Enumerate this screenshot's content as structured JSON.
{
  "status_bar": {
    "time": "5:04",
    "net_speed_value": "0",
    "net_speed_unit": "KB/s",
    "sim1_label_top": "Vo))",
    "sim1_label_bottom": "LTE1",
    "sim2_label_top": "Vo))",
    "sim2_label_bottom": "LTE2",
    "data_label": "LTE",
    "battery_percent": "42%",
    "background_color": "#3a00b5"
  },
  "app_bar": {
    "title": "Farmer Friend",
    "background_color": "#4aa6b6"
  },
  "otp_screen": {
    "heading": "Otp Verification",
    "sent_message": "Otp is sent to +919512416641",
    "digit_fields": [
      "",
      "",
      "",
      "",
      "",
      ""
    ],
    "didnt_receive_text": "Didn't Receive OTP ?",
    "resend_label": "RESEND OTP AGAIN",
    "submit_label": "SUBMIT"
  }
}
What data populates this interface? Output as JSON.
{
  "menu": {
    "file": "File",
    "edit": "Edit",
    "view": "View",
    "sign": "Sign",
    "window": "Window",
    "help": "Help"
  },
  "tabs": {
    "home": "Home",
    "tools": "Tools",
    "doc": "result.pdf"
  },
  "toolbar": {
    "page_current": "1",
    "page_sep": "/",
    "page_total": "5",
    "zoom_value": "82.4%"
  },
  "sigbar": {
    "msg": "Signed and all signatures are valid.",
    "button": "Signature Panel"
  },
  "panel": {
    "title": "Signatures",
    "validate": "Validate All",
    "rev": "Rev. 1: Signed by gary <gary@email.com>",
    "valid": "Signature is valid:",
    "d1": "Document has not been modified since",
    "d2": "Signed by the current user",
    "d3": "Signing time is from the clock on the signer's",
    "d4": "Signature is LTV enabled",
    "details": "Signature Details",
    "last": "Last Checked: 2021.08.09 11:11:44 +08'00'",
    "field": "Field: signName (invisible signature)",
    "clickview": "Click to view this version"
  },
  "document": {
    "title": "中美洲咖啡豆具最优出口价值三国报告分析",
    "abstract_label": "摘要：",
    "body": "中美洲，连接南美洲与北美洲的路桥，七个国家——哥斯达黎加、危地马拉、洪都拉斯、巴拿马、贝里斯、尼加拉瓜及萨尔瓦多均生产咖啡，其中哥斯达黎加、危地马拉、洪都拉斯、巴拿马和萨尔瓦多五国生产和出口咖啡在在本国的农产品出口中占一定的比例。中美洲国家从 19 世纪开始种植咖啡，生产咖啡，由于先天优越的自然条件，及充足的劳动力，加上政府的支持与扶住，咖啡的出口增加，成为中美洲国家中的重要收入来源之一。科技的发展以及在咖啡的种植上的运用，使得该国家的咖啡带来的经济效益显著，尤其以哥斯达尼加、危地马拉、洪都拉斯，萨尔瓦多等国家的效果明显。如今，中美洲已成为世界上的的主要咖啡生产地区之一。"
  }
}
+---+
_EXERCISE OBJECTIVE_. Retype the listing above in full, with no alterations.

_ANSWER BELOW_.
Enumerate this screenshot's content as structured JSON.
{
  "status_bar": {
    "time": "5:04",
    "net_speed_value": "0",
    "net_speed_unit": "KB/s",
    "sim1_label_top": "Vo))",
    "sim1_label_bottom": "LTE1",
    "sim2_label_top": "Vo))",
    "sim2_label_bottom": "LTE2",
    "data_label": "LTE",
    "battery_percent": "42%",
    "background_color": "#3a00b5"
  },
  "app_bar": {
    "title": "Farmer Friend",
    "background_color": "#4aa6b6"
  },
  "otp_screen": {
    "heading": "Otp Verification",
    "sent_message": "Otp is sent to +919512416641",
    "digit_fields": [
      "",
      "",
      "",
      "",
      "",
      ""
    ],
    "didnt_receive_text": "Didn't Receive OTP ?",
    "resend_label": "RESEND OTP AGAIN",
    "submit_label": "SUBMIT"
  }
}
What data populates this interface? Output as JSON.
{
  "menu": {
    "file": "File",
    "edit": "Edit",
    "view": "View",
    "sign": "Sign",
    "window": "Window",
    "help": "Help"
  },
  "tabs": {
    "home": "Home",
    "tools": "Tools",
    "doc": "result.pdf"
  },
  "toolbar": {
    "page_current": "1",
    "page_sep": "/",
    "page_total": "5",
    "zoom_value": "82.4%"
  },
  "sigbar": {
    "msg": "Signed and all signatures are valid.",
    "button": "Signature Panel"
  },
  "panel": {
    "title": "Signatures",
    "validate": "Validate All",
    "rev": "Rev. 1: Signed by gary <gary@email.com>",
    "valid": "Signature is valid:",
    "d1": "Document has not been modified since",
    "d2": "Signed by the current user",
    "d3": "Signing time is from the clock on the signer's",
    "d4": "Signature is LTV enabled",
    "details": "Signature Details",
    "last": "Last Checked: 2021.08.09 11:11:44 +08'00'",
    "field": "Field: signName (invisible signature)",
    "clickview": "Click to view this version"
  },
  "document": {
    "title": "中美洲咖啡豆具最优出口价值三国报告分析",
    "abstract_label": "摘要：",
    "body": "中美洲，连接南美洲与北美洲的路桥，七个国家——哥斯达黎加、危地马拉、洪都拉斯、巴拿马、贝里斯、尼加拉瓜及萨尔瓦多均生产咖啡，其中哥斯达黎加、危地马拉、洪都拉斯、巴拿马和萨尔瓦多五国生产和出口咖啡在在本国的农产品出口中占一定的比例。中美洲国家从 19 世纪开始种植咖啡，生产咖啡，由于先天优越的自然条件，及充足的劳动力，加上政府的支持与扶住，咖啡的出口增加，成为中美洲国家中的重要收入来源之一。科技的发展以及在咖啡的种植上的运用，使得该国家的咖啡带来的经济效益显著，尤其以哥斯达尼加、危地马拉、洪都拉斯，萨尔瓦多等国家的效果明显。如今，中美洲已成为世界上的的主要咖啡生产地区之一。"
  }
}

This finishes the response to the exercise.